Work to complete:
State the number of lines that hold the string "parent", with nothing added.

Given information:
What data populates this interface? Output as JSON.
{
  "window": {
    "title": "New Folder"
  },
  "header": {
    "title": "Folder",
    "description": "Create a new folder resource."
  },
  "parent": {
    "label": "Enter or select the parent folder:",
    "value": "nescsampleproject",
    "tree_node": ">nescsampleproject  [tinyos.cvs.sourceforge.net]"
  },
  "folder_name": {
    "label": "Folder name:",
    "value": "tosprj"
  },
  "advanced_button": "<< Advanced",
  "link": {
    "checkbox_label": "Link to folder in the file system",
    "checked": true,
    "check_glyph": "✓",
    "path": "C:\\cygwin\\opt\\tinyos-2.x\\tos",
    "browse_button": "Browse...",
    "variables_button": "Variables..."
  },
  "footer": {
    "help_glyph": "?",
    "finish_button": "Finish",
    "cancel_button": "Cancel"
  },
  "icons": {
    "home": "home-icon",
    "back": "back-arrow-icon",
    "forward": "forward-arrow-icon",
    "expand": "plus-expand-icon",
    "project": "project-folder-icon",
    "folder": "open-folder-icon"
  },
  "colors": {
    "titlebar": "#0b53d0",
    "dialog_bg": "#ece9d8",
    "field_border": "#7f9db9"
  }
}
---
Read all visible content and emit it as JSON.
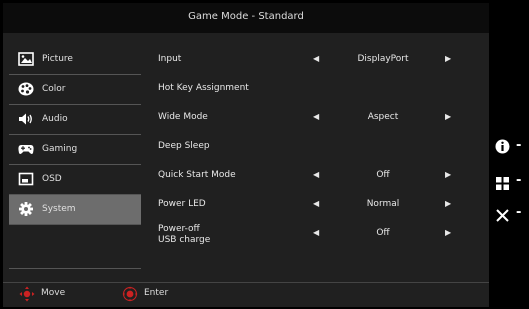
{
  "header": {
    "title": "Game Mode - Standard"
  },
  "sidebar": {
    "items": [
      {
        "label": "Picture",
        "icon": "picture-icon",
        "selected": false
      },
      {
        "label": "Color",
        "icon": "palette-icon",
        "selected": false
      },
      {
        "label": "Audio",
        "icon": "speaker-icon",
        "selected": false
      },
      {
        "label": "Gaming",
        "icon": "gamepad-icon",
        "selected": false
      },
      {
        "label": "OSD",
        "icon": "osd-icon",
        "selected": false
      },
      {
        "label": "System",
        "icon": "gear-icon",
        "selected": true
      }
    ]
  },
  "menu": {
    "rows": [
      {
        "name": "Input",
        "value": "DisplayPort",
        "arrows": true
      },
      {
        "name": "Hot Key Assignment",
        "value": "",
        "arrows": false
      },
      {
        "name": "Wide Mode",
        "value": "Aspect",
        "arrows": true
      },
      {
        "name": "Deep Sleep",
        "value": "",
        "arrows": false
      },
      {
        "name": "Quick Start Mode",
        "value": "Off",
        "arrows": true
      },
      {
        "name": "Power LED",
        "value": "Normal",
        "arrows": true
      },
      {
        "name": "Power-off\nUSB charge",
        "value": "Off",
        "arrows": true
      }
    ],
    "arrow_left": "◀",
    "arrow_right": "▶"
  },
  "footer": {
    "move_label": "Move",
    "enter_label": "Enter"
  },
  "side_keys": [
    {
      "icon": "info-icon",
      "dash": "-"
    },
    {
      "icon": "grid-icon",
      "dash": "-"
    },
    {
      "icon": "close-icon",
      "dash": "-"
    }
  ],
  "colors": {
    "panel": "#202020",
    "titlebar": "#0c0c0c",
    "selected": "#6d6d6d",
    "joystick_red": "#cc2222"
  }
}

Answer to the exercise:
2